* **WORK TO BE COMPLETED**
All entries are to be given again verbatim.

* **DATA TO USE**
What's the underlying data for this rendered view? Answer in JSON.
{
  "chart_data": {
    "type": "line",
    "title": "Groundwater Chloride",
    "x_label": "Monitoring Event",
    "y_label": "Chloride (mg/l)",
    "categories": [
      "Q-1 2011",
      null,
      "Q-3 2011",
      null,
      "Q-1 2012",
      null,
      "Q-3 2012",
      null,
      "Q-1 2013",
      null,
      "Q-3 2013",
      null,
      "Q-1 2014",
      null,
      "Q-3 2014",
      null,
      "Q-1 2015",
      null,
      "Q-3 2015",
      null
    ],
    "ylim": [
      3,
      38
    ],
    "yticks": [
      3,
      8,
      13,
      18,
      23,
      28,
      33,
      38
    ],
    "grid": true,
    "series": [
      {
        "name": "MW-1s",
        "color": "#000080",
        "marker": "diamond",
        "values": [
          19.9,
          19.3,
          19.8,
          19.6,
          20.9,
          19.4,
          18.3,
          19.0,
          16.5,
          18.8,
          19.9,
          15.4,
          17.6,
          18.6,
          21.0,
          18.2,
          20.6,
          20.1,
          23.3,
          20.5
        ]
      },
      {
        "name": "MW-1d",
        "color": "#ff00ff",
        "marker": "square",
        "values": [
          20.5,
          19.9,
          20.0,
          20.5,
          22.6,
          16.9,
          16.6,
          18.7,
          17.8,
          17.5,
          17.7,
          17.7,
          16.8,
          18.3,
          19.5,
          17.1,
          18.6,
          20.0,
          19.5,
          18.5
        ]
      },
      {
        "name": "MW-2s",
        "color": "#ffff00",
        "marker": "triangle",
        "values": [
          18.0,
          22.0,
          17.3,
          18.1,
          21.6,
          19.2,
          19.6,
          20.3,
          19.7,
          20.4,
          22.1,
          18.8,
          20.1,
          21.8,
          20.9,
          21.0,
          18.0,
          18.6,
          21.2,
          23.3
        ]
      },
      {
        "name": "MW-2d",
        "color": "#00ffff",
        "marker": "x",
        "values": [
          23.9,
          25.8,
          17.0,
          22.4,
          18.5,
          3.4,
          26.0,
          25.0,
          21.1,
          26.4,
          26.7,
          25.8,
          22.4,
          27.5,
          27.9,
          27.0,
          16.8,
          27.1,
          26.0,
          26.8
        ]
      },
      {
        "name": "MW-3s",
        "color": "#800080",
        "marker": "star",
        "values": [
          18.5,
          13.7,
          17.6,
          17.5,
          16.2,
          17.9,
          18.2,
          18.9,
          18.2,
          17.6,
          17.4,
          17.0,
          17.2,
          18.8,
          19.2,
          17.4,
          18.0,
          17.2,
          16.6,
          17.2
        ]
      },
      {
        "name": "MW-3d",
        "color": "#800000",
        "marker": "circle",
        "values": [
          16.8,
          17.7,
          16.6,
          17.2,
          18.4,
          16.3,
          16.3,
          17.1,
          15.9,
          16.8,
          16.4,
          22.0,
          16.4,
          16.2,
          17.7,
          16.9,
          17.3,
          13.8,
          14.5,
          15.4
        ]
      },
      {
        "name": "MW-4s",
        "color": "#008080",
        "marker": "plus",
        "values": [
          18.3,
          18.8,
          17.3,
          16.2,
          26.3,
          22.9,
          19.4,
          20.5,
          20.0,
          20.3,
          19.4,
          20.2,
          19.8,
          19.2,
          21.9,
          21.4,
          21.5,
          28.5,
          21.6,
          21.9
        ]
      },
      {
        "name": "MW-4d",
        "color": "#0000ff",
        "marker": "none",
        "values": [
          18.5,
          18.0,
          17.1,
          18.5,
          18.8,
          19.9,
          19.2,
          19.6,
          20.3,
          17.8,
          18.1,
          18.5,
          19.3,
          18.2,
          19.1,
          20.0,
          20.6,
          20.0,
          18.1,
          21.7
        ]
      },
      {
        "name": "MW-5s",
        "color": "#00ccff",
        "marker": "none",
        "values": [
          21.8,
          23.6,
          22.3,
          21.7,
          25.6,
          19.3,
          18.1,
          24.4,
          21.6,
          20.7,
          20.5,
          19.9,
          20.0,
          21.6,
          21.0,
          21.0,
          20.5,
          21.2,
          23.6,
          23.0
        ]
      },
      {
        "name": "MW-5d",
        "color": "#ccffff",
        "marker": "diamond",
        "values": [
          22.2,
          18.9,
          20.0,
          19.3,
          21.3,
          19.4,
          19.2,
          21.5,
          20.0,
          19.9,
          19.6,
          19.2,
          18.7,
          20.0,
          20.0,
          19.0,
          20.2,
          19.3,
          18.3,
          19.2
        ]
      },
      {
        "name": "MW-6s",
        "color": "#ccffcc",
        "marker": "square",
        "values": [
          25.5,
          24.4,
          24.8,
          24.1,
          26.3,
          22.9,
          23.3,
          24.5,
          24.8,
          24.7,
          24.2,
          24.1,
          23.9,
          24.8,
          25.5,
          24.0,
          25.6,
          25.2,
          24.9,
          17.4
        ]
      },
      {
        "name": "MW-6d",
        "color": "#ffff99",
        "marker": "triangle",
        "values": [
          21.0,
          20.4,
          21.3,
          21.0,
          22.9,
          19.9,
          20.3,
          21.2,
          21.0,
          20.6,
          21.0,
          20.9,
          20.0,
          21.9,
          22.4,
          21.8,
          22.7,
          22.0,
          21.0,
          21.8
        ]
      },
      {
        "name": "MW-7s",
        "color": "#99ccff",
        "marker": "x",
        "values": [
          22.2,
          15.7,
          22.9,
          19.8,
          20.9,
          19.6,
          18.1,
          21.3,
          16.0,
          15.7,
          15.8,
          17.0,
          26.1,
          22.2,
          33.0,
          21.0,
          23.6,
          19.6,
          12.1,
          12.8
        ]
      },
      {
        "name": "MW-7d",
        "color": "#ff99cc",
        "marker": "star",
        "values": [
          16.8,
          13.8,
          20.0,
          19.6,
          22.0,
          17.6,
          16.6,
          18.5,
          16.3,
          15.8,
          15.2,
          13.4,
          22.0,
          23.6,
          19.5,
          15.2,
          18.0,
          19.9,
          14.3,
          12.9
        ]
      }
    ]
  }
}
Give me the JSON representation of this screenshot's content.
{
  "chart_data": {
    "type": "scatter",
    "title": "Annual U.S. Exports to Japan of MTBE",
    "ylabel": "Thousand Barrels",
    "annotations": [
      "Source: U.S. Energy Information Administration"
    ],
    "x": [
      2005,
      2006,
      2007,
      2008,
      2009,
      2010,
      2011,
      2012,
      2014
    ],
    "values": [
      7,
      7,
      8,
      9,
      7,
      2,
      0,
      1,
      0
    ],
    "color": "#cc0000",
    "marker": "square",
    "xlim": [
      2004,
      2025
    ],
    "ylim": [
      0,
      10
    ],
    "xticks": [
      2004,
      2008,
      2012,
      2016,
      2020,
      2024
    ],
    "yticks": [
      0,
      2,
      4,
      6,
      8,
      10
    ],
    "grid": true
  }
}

* **FINAL ANSWER**
What's the underlying data for this rendered view? Answer in JSON.
{
  "chart_data": {
    "type": "line",
    "title": "Groundwater Chloride",
    "x_label": "Monitoring Event",
    "y_label": "Chloride (mg/l)",
    "categories": [
      "Q-1 2011",
      null,
      "Q-3 2011",
      null,
      "Q-1 2012",
      null,
      "Q-3 2012",
      null,
      "Q-1 2013",
      null,
      "Q-3 2013",
      null,
      "Q-1 2014",
      null,
      "Q-3 2014",
      null,
      "Q-1 2015",
      null,
      "Q-3 2015",
      null
    ],
    "ylim": [
      3,
      38
    ],
    "yticks": [
      3,
      8,
      13,
      18,
      23,
      28,
      33,
      38
    ],
    "grid": true,
    "series": [
      {
        "name": "MW-1s",
        "color": "#000080",
        "marker": "diamond",
        "values": [
          19.9,
          19.3,
          19.8,
          19.6,
          20.9,
          19.4,
          18.3,
          19.0,
          16.5,
          18.8,
          19.9,
          15.4,
          17.6,
          18.6,
          21.0,
          18.2,
          20.6,
          20.1,
          23.3,
          20.5
        ]
      },
      {
        "name": "MW-1d",
        "color": "#ff00ff",
        "marker": "square",
        "values": [
          20.5,
          19.9,
          20.0,
          20.5,
          22.6,
          16.9,
          16.6,
          18.7,
          17.8,
          17.5,
          17.7,
          17.7,
          16.8,
          18.3,
          19.5,
          17.1,
          18.6,
          20.0,
          19.5,
          18.5
        ]
      },
      {
        "name": "MW-2s",
        "color": "#ffff00",
        "marker": "triangle",
        "values": [
          18.0,
          22.0,
          17.3,
          18.1,
          21.6,
          19.2,
          19.6,
          20.3,
          19.7,
          20.4,
          22.1,
          18.8,
          20.1,
          21.8,
          20.9,
          21.0,
          18.0,
          18.6,
          21.2,
          23.3
        ]
      },
      {
        "name": "MW-2d",
        "color": "#00ffff",
        "marker": "x",
        "values": [
          23.9,
          25.8,
          17.0,
          22.4,
          18.5,
          3.4,
          26.0,
          25.0,
          21.1,
          26.4,
          26.7,
          25.8,
          22.4,
          27.5,
          27.9,
          27.0,
          16.8,
          27.1,
          26.0,
          26.8
        ]
      },
      {
        "name": "MW-3s",
        "color": "#800080",
        "marker": "star",
        "values": [
          18.5,
          13.7,
          17.6,
          17.5,
          16.2,
          17.9,
          18.2,
          18.9,
          18.2,
          17.6,
          17.4,
          17.0,
          17.2,
          18.8,
          19.2,
          17.4,
          18.0,
          17.2,
          16.6,
          17.2
        ]
      },
      {
        "name": "MW-3d",
        "color": "#800000",
        "marker": "circle",
        "values": [
          16.8,
          17.7,
          16.6,
          17.2,
          18.4,
          16.3,
          16.3,
          17.1,
          15.9,
          16.8,
          16.4,
          22.0,
          16.4,
          16.2,
          17.7,
          16.9,
          17.3,
          13.8,
          14.5,
          15.4
        ]
      },
      {
        "name": "MW-4s",
        "color": "#008080",
        "marker": "plus",
        "values": [
          18.3,
          18.8,
          17.3,
          16.2,
          26.3,
          22.9,
          19.4,
          20.5,
          20.0,
          20.3,
          19.4,
          20.2,
          19.8,
          19.2,
          21.9,
          21.4,
          21.5,
          28.5,
          21.6,
          21.9
        ]
      },
      {
        "name": "MW-4d",
        "color": "#0000ff",
        "marker": "none",
        "values": [
          18.5,
          18.0,
          17.1,
          18.5,
          18.8,
          19.9,
          19.2,
          19.6,
          20.3,
          17.8,
          18.1,
          18.5,
          19.3,
          18.2,
          19.1,
          20.0,
          20.6,
          20.0,
          18.1,
          21.7
        ]
      },
      {
        "name": "MW-5s",
        "color": "#00ccff",
        "marker": "none",
        "values": [
          21.8,
          23.6,
          22.3,
          21.7,
          25.6,
          19.3,
          18.1,
          24.4,
          21.6,
          20.7,
          20.5,
          19.9,
          20.0,
          21.6,
          21.0,
          21.0,
          20.5,
          21.2,
          23.6,
          23.0
        ]
      },
      {
        "name": "MW-5d",
        "color": "#ccffff",
        "marker": "diamond",
        "values": [
          22.2,
          18.9,
          20.0,
          19.3,
          21.3,
          19.4,
          19.2,
          21.5,
          20.0,
          19.9,
          19.6,
          19.2,
          18.7,
          20.0,
          20.0,
          19.0,
          20.2,
          19.3,
          18.3,
          19.2
        ]
      },
      {
        "name": "MW-6s",
        "color": "#ccffcc",
        "marker": "square",
        "values": [
          25.5,
          24.4,
          24.8,
          24.1,
          26.3,
          22.9,
          23.3,
          24.5,
          24.8,
          24.7,
          24.2,
          24.1,
          23.9,
          24.8,
          25.5,
          24.0,
          25.6,
          25.2,
          24.9,
          17.4
        ]
      },
      {
        "name": "MW-6d",
        "color": "#ffff99",
        "marker": "triangle",
        "values": [
          21.0,
          20.4,
          21.3,
          21.0,
          22.9,
          19.9,
          20.3,
          21.2,
          21.0,
          20.6,
          21.0,
          20.9,
          20.0,
          21.9,
          22.4,
          21.8,
          22.7,
          22.0,
          21.0,
          21.8
        ]
      },
      {
        "name": "MW-7s",
        "color": "#99ccff",
        "marker": "x",
        "values": [
          22.2,
          15.7,
          22.9,
          19.8,
          20.9,
          19.6,
          18.1,
          21.3,
          16.0,
          15.7,
          15.8,
          17.0,
          26.1,
          22.2,
          33.0,
          21.0,
          23.6,
          19.6,
          12.1,
          12.8
        ]
      },
      {
        "name": "MW-7d",
        "color": "#ff99cc",
        "marker": "star",
        "values": [
          16.8,
          13.8,
          20.0,
          19.6,
          22.0,
          17.6,
          16.6,
          18.5,
          16.3,
          15.8,
          15.2,
          13.4,
          22.0,
          23.6,
          19.5,
          15.2,
          18.0,
          19.9,
          14.3,
          12.9
        ]
      }
    ]
  }
}
Give me the JSON representation of this screenshot's content.
{
  "chart_data": {
    "type": "scatter",
    "title": "Annual U.S. Exports to Japan of MTBE",
    "ylabel": "Thousand Barrels",
    "annotations": [
      "Source: U.S. Energy Information Administration"
    ],
    "x": [
      2005,
      2006,
      2007,
      2008,
      2009,
      2010,
      2011,
      2012,
      2014
    ],
    "values": [
      7,
      7,
      8,
      9,
      7,
      2,
      0,
      1,
      0
    ],
    "color": "#cc0000",
    "marker": "square",
    "xlim": [
      2004,
      2025
    ],
    "ylim": [
      0,
      10
    ],
    "xticks": [
      2004,
      2008,
      2012,
      2016,
      2020,
      2024
    ],
    "yticks": [
      0,
      2,
      4,
      6,
      8,
      10
    ],
    "grid": true
  }
}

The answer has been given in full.